## Texte présenté
Hoshin - Actualité manga
Dossier manga - Hoshin
Lecteurs
20/20

La croisée des chemins

      

Une fable burlesque

  
Hoshin se distingue également par son humour décapant, jouant sur le décalage avec la prestance et le sérieux des actes historiques. Ainsi, après seulement quelques pages d'exposition, le premier chapitre commence déjà par nous présenter de manière comique le caractère fainéant de Taigong-Wang, subissant les remontrances du Vénérable Yuanshi. Héros bourré de défauts, Taigong est souvent à l'origine des meilleurs gags de la série. La plupart de ses plans débutent par une action en apparence inutile et ridicule : se saouler à coup de pêches magiques, faire des prédictions avec des sardines, foncer dans le tas pour se faire capturer aussi sec... Sibuxiang, son compagnon de toujours, joue le rôle du clown blanc en se lamentant des pitreries de son maître, s'il n'en est pas une victime fortuite. Notre personnage fait si souvent l'andouille que l'auteur lui a offert un visage caricatural spécifique, résumant sa tête à un rond d'où dépassent deux pointes (figurant celles de son turban). Et cet alter ego est susceptible d'apparaître dans toutes les situations, parfois à l'excès. Les autres personnages ne sont pas en reste, en tombant volontairement dans leurs stéréotypes : Yang-Jian joue au prétentieux imbuvable, Nazha à l'androïde fumant par les oreilles, et ainsi de suite. Du côté des méchants, l'extravagante Daji et le narcissique Gongming assurent eux aussi le spectacle. D'autres personnages joueront le contre-emploi, comme l'espionne Chan-Yu, tout sauf discrète, et les trois sœurs Yunxiao, trois prétendues beautés qui offriront d'hilarants moments de grâce !

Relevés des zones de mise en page

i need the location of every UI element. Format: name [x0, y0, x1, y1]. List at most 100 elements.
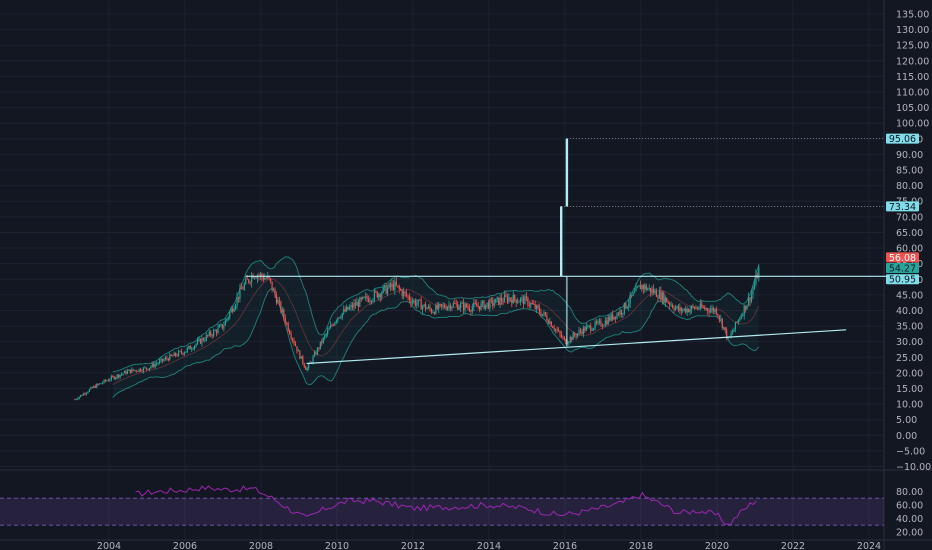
rsi-tick-label: 40.00 [896, 514, 923, 525]
candle-body [714, 309, 716, 312]
candle-body [607, 317, 609, 325]
candle-body [430, 309, 433, 313]
candle-body [462, 302, 465, 310]
candle-body [587, 325, 589, 327]
candle-body [272, 289, 275, 291]
candle-body [506, 296, 509, 302]
candle-body [525, 296, 528, 298]
candle-body [207, 335, 209, 336]
candle-body [213, 330, 215, 336]
support-trendline[interactable] [306, 329, 847, 365]
candle-body [711, 307, 713, 310]
candle-body [563, 337, 566, 340]
candle-body [202, 338, 205, 341]
x-tick-label: 2006 [173, 541, 197, 550]
candle-body [715, 309, 718, 314]
candle-body [742, 315, 744, 317]
candle-body [705, 308, 707, 310]
candle-body [265, 278, 267, 279]
candle-body [145, 367, 148, 369]
candle-body [405, 292, 408, 296]
y-tick-label: 80.00 [896, 181, 923, 192]
y-tick-label: 130.00 [896, 25, 929, 36]
candle-body [366, 296, 368, 300]
drawing-tools[interactable] [245, 138, 888, 365]
candle-body [253, 277, 256, 279]
candle-body [524, 296, 526, 305]
candle-body [679, 307, 681, 311]
x-tick-label: 2018 [629, 541, 653, 550]
candle-body [631, 295, 633, 296]
candle-body [386, 287, 389, 294]
candle-body [435, 305, 437, 314]
candle-body [191, 348, 193, 350]
candle-body [712, 307, 715, 312]
projection-bar[interactable] [560, 206, 563, 277]
candle-body [287, 323, 289, 331]
candle-body [499, 298, 501, 305]
candle-body [432, 312, 434, 314]
candle-body [619, 310, 621, 315]
candle-body [474, 302, 476, 304]
time-axis[interactable]: 2004 2006 2008 2010 2012 2014 2016 2018 2020 2022… [97, 541, 881, 550]
candle-body [194, 345, 196, 349]
candle-body [546, 315, 548, 321]
candle-body [576, 333, 579, 337]
candle-body [572, 333, 574, 340]
candle-body [297, 350, 300, 352]
candle-body [452, 303, 454, 307]
candle-body [492, 299, 494, 306]
candle-body [365, 296, 367, 298]
x-tick-label: 2012 [401, 541, 425, 550]
candle-body [544, 312, 547, 316]
projection-bar[interactable] [565, 138, 569, 207]
candle-body [745, 305, 747, 310]
candle-body [753, 284, 756, 290]
candle-body [622, 312, 624, 315]
candle-body [204, 340, 206, 342]
candle-body [635, 287, 637, 292]
price-tag-label: 95.06 [889, 134, 916, 145]
candle-body [286, 322, 288, 324]
candle-body [142, 367, 145, 372]
y-tick-label: 135.00 [896, 10, 929, 21]
candle-body [223, 325, 225, 329]
candle-body [185, 351, 187, 353]
candle-body [709, 309, 712, 313]
candle-body [389, 283, 392, 288]
candle-body [299, 350, 301, 359]
price-tag [886, 274, 919, 285]
candle-body [80, 395, 82, 397]
candle-body [384, 285, 386, 288]
candle-body [112, 376, 114, 378]
candle-body [411, 301, 414, 304]
candle-body [555, 329, 557, 331]
candle-body [414, 300, 416, 306]
candle-body [324, 335, 326, 338]
candle-body [341, 313, 343, 318]
candle-body [606, 320, 608, 325]
candle-body [93, 385, 95, 388]
candle-body [448, 304, 450, 307]
candle-body [671, 304, 674, 308]
candle-body [442, 305, 444, 306]
candle-body [199, 338, 202, 344]
candle-body [275, 295, 278, 304]
candle-body [192, 348, 194, 350]
candle-body [528, 305, 530, 306]
candle-body [284, 317, 286, 323]
candle-body [467, 307, 469, 308]
y-tick-label: 120.00 [896, 56, 929, 67]
candle-body [97, 384, 99, 385]
y-tick-label: 35.00 [896, 322, 923, 333]
candle-body [208, 331, 210, 336]
candle-body [340, 317, 342, 319]
candle-body [347, 306, 349, 310]
candle-body [81, 395, 83, 396]
candle-body [623, 303, 625, 313]
candle-body [454, 303, 456, 304]
candle-body [536, 305, 538, 309]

## Consignes écrites
a – Dans l'article sur Hoshin, quelles actions en apparence inutiles et ridicules sont citées comme points de départ des plans de Taigong-Wang ?
b – Prolongez l'article sur Hoshin à partir de sa dernière phrase.
Le listing constitue un matériau distinct de l'article sur Hoshin.

## Liste des réponses
a –
- Se saouler à coup de pêches magiques
- Faire des prédictions avec des sardines
- Foncer dans le tas pour se faire capturer aussi sec

b –
    
L'humour passe aussi par le caractère anachronique de la série. Même si cela sera moins propice aux francs éclats de rire, on sourira lorsque des personnages de l'ère antique utilisent des objets qui n'ont rien à voir avec leur époque. C'est également l'occasion de disséminer de nombreuses références cachées dans le dessin : en ouvrant bien l’œil, on pourra ainsi distinguer des marques de vêtement sur les tenues des personnages, comme Calvin Klein, Fila ou Adidas. Amateur de jeux vidéo, Ryu Fujisaki détourne également les codes des RPG en comptant l'énergie des personnages en HP, ou ceux des jeux de baston avec la présence de barres de vie séparées par la mention VS et de manipulations manettes pour des coups spéciaux. Les mangas et animés ne sont pas en reste : une référence à Evangelion se glisse dès le premier chapitre, et l'on retrouvera des allusions plus ou moins évidentes à Saint Seiya, Dragon Ball ou Galaxy Express 999. 
   
Cependant, l'auteur préférera ironiser sur son manga, en brisant régulièrement le quatrième mur. Là encore, le ton est donné dès le premier chapitre :
_ Taigong-Wang : « Mais maître, pourquoi vous ne vous chargez par vous-même de Daji ? »
_ Yuanshi : « Je pourrais, mais le manga s'arrêtera tout de suite... »
Les apartés au lecteur sont nombreux, la position de Taigong en tant que héros de la série souvent discutée. Parfois ce sera la forme même de la narration qui sera bouleversée par un découpage de cases volontairement inhabituel ou par une déformation des visages des personnages à la mode shojo fleuri ou gekiga. Mais dans cette catégorie, la palme revient une fois encore à Zhao Gongming, le véritable héros de la série, qui ira jusqu'à.... oh, et puis non, découvrez-le par vous-même !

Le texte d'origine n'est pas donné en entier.